§ Challenge
Copy each line of the entries beneath that contains the word "page".

# # # # # # #

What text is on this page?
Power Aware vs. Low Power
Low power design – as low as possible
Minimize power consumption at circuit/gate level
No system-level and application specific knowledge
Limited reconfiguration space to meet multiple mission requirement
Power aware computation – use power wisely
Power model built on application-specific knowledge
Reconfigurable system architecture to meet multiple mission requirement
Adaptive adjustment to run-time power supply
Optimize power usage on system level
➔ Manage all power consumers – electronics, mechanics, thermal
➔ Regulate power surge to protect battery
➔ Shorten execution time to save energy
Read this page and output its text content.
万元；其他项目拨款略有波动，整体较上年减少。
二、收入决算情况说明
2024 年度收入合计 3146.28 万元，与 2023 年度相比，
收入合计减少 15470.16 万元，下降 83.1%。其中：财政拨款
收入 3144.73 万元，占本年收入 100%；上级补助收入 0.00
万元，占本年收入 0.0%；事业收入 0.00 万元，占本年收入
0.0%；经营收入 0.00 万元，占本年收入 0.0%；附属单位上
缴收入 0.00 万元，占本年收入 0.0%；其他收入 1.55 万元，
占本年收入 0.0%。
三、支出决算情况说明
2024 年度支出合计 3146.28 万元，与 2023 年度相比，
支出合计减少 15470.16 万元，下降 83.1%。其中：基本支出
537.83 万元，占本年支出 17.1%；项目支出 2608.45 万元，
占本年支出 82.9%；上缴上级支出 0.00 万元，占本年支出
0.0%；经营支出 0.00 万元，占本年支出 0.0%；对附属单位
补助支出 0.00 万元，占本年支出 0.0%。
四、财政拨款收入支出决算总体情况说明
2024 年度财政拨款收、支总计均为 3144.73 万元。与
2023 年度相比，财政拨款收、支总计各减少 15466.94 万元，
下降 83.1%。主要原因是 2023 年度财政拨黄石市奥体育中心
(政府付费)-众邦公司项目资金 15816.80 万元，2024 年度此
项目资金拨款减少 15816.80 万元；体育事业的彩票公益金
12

# # # # # # #

§ Expected answer
What text is on this page?
Read this page and output its text content.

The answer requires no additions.